* begin Listing *

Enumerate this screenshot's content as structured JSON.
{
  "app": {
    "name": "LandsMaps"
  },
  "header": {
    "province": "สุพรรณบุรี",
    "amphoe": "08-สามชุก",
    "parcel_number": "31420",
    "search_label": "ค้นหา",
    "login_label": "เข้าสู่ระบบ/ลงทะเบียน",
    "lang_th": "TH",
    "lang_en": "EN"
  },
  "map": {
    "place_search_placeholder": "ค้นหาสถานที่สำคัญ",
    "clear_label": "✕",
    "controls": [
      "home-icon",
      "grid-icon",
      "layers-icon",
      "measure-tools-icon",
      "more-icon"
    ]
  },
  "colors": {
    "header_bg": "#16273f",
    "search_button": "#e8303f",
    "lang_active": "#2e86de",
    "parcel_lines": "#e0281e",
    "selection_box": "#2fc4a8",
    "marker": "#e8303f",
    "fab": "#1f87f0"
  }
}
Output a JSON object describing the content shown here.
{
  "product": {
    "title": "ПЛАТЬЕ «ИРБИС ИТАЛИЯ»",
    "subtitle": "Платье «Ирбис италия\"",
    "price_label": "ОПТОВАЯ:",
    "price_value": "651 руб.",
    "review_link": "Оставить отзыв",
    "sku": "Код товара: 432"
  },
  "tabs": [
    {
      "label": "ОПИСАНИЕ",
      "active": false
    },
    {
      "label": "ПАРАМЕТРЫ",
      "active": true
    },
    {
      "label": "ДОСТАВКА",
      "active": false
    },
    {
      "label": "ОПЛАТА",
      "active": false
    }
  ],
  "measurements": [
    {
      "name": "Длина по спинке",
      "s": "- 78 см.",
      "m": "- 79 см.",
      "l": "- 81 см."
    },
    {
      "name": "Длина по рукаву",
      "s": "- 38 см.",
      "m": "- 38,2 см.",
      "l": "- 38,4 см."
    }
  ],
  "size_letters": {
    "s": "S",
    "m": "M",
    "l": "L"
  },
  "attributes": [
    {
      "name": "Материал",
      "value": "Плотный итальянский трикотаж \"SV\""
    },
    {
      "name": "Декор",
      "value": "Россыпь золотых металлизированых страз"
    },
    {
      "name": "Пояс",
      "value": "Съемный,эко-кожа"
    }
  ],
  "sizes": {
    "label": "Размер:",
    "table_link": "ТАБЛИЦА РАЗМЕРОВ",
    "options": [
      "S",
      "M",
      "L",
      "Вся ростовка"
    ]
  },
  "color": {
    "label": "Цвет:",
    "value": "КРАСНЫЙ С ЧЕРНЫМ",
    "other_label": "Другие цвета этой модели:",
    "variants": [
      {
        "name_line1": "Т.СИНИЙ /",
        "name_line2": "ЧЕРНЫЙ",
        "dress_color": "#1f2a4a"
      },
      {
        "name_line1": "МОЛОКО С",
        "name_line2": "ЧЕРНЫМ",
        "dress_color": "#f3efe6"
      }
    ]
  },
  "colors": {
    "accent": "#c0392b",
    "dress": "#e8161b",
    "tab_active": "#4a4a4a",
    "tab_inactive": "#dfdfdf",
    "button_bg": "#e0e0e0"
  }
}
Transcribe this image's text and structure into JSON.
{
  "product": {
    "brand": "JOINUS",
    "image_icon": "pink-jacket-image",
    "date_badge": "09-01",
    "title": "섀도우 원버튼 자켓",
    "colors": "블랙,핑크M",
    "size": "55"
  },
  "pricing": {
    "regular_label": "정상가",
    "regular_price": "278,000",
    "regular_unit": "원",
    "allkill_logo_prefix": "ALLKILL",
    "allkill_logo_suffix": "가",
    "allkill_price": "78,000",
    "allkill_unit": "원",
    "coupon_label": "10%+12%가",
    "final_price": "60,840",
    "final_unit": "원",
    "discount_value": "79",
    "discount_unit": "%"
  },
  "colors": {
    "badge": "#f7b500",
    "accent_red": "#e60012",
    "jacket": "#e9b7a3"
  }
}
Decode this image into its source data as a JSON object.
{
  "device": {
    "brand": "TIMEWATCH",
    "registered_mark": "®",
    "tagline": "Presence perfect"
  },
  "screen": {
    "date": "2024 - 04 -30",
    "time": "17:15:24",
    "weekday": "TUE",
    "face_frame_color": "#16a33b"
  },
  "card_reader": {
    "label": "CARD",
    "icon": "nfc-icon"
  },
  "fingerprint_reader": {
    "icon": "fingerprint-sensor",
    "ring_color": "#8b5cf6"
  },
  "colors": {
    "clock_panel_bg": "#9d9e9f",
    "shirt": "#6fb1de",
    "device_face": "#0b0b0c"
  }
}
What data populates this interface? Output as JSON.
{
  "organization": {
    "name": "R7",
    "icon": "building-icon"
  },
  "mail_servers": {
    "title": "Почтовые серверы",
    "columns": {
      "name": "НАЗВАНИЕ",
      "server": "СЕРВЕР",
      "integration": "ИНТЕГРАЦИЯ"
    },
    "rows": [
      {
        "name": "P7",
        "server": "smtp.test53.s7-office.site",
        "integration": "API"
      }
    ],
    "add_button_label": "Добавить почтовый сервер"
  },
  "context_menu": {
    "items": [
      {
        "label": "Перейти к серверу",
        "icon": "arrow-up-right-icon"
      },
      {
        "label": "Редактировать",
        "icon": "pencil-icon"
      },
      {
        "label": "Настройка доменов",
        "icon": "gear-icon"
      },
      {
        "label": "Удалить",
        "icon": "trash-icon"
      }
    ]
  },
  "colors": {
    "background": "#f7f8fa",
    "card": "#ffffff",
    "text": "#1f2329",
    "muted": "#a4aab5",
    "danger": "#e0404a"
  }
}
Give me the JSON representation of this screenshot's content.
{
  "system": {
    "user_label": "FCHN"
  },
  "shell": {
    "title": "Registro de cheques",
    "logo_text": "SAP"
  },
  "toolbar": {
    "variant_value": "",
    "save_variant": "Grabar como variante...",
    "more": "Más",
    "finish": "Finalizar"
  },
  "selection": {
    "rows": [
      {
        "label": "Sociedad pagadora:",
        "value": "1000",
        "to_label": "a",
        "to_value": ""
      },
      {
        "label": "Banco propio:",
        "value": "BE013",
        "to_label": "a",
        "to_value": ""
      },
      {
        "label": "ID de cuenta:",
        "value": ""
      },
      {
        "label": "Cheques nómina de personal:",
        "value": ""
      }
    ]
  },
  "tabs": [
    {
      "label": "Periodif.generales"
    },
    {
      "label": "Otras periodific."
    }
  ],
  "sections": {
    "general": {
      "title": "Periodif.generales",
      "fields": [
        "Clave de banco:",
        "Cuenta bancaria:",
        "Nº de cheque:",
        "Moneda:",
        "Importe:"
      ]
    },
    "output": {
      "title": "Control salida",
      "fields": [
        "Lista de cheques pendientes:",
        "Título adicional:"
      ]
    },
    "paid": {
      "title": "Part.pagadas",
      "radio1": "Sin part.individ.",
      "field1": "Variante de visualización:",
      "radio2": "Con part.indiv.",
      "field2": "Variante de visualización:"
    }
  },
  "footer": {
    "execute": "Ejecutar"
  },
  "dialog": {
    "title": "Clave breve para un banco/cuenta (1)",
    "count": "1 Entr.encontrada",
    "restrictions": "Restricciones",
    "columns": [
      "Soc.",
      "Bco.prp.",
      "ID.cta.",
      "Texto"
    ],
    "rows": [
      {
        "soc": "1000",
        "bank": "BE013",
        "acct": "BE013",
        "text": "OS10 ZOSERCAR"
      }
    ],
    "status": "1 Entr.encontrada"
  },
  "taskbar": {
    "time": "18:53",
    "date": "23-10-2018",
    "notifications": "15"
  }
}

* end Listing *

Task prompt » Pull out every line containing "integration".

Written solution »
      "integration": "ИНТЕГРАЦИЯ"
        "integration": "API"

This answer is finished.